Your goal >> Find the lines holding "ylabel" and copy them.

Figure record extracts:
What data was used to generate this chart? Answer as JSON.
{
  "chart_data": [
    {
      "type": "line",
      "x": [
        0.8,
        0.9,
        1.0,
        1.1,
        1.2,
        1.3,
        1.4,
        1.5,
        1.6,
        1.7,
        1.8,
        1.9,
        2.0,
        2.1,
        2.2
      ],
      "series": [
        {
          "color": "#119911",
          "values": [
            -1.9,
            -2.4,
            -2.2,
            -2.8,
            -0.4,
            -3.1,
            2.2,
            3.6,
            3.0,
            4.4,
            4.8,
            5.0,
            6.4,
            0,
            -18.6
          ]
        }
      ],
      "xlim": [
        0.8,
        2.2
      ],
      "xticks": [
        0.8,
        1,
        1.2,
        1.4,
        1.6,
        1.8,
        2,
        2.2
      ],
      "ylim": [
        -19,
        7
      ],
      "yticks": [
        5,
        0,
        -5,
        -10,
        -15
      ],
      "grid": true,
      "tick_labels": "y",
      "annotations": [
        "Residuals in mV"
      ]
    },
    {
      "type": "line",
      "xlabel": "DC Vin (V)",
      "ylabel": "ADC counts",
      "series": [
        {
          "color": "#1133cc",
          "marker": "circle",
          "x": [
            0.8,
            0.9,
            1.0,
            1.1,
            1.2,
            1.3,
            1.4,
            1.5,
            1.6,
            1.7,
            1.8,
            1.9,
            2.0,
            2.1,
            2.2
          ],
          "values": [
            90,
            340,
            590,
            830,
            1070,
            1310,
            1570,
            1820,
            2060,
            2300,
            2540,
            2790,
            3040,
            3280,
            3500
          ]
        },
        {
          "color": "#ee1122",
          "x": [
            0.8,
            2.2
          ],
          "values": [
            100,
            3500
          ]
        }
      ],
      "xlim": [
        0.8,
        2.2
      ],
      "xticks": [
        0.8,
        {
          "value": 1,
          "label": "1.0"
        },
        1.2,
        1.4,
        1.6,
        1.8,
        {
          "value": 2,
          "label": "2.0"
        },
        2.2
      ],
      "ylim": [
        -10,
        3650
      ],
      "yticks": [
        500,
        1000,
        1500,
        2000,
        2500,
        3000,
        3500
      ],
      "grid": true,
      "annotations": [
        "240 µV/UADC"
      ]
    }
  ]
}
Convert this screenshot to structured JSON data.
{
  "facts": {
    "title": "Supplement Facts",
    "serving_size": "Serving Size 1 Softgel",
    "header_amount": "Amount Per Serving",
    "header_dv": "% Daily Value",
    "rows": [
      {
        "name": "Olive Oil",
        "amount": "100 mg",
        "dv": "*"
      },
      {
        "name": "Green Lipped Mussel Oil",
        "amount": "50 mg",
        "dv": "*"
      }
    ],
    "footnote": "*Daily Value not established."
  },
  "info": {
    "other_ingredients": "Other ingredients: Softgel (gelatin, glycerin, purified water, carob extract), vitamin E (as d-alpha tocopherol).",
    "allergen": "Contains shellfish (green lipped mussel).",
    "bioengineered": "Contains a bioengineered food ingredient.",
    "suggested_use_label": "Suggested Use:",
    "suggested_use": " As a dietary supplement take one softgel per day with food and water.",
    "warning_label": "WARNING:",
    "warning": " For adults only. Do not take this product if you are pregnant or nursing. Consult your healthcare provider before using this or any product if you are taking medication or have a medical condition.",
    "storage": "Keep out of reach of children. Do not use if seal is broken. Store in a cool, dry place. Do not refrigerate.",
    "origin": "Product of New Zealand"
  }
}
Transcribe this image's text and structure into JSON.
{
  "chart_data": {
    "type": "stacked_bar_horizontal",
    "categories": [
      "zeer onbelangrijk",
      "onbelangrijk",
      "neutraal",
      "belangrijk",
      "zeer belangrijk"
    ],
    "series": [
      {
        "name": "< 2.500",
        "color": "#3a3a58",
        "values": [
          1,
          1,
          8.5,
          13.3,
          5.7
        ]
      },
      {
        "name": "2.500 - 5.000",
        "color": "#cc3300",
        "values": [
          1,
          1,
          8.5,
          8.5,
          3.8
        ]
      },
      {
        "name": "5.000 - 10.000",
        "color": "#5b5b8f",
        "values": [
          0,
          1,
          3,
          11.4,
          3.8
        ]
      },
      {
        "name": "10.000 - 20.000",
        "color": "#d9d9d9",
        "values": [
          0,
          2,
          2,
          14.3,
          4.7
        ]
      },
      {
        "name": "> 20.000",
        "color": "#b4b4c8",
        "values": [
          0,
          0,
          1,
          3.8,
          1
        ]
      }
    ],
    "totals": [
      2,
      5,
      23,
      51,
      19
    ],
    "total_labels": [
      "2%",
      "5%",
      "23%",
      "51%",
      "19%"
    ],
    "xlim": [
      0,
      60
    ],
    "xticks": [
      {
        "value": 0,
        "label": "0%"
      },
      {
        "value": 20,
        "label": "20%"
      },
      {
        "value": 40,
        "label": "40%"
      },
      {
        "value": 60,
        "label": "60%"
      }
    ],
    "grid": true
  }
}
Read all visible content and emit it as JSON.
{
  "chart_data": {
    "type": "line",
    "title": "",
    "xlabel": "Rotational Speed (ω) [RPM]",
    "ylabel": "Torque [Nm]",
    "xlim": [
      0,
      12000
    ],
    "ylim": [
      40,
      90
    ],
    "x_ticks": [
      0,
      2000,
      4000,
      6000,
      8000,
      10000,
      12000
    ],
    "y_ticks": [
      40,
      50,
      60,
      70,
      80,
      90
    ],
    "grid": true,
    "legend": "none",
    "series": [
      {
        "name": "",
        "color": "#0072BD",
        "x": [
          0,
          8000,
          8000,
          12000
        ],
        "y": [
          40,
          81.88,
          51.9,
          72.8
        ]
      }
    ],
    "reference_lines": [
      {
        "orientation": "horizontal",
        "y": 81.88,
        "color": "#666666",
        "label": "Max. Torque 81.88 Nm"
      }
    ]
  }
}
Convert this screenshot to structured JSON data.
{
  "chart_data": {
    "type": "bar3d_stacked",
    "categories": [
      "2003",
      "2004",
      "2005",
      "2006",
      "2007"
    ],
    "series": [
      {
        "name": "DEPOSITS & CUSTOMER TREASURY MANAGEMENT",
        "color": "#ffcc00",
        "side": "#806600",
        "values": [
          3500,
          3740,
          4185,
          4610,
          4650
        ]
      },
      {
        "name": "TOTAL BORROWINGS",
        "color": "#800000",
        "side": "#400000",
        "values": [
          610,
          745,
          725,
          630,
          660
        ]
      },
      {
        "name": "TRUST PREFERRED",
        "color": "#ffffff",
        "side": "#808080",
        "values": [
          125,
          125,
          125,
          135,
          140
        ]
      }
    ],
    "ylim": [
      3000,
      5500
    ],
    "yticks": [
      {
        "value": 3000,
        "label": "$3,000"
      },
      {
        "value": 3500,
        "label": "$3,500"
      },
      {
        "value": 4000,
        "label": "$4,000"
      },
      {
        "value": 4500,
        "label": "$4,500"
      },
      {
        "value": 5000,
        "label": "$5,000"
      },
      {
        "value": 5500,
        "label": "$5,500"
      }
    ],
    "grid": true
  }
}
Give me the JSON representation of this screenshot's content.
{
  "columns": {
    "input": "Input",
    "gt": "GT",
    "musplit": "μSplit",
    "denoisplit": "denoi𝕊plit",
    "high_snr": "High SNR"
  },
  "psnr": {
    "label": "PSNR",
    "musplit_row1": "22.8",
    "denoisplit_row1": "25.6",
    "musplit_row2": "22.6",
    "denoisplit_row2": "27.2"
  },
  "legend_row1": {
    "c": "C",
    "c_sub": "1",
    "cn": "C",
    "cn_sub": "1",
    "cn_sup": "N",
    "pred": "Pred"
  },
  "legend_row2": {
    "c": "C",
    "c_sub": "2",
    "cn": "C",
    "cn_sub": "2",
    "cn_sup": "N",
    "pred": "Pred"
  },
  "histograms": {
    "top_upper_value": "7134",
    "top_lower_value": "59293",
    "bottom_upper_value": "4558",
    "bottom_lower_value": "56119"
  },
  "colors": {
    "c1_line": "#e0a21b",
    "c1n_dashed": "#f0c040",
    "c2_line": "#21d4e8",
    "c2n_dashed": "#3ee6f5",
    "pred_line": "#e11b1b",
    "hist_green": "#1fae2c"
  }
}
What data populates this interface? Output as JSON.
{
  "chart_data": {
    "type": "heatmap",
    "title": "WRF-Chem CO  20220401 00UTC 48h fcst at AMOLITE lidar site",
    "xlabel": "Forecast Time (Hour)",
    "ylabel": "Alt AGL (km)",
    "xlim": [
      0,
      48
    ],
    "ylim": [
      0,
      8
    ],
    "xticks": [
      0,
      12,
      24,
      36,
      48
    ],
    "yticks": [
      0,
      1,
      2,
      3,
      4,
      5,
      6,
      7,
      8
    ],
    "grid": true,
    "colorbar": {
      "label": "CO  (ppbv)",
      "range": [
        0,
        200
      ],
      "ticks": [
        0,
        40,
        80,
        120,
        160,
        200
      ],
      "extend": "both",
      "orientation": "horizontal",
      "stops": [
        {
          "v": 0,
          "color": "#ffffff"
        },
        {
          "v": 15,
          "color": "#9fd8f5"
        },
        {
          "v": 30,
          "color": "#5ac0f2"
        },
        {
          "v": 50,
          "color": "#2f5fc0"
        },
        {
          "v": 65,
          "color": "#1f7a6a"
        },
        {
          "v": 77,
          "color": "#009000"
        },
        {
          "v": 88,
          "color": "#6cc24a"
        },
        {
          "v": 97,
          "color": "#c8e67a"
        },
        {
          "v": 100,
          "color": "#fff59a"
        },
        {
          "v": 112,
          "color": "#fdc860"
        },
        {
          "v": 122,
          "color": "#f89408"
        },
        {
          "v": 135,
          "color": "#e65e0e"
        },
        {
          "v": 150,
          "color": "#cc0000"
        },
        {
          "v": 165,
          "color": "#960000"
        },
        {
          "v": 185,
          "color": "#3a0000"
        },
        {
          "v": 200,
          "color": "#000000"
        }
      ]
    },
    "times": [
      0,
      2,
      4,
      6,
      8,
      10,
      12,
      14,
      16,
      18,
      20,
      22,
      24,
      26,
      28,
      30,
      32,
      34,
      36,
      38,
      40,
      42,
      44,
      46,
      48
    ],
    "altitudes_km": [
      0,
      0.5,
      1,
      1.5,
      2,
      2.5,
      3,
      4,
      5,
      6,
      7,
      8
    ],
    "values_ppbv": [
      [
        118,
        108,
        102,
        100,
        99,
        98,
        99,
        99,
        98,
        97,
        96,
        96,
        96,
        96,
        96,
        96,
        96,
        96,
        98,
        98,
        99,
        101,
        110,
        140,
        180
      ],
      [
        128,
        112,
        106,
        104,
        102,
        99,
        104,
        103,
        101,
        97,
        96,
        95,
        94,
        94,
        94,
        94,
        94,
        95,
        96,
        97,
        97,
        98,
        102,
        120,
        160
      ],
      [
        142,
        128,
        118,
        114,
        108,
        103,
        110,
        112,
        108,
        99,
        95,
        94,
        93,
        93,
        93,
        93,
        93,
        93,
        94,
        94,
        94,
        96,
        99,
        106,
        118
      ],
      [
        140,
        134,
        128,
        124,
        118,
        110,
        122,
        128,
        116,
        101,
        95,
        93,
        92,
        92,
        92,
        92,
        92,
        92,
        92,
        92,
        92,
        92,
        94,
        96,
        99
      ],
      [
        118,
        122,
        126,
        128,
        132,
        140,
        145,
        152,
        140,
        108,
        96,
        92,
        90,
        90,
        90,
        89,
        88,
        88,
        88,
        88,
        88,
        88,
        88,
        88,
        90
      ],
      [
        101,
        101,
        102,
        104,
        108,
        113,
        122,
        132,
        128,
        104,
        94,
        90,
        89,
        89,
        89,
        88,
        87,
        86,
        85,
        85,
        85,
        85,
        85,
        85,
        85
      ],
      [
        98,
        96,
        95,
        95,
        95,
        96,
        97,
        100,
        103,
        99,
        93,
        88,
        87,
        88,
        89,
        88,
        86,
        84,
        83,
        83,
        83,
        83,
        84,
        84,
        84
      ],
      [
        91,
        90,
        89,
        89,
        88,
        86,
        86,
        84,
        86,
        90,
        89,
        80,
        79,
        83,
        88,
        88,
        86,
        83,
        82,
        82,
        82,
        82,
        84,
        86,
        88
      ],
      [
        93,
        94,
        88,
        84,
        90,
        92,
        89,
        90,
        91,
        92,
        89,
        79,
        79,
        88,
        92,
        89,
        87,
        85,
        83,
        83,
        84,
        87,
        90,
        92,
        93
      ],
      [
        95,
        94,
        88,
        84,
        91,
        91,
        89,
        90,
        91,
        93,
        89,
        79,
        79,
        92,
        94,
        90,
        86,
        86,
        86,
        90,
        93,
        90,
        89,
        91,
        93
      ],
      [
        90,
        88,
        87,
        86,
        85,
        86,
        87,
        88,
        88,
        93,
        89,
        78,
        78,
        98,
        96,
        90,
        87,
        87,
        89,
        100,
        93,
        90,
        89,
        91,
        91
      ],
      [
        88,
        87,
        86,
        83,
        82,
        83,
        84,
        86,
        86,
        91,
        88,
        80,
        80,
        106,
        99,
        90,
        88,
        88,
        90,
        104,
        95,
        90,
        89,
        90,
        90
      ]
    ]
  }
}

Problem solution >>
      "ylabel": "ADC counts",
    "ylabel": "Torque [Nm]",
    "ylabel": "Alt AGL (km)",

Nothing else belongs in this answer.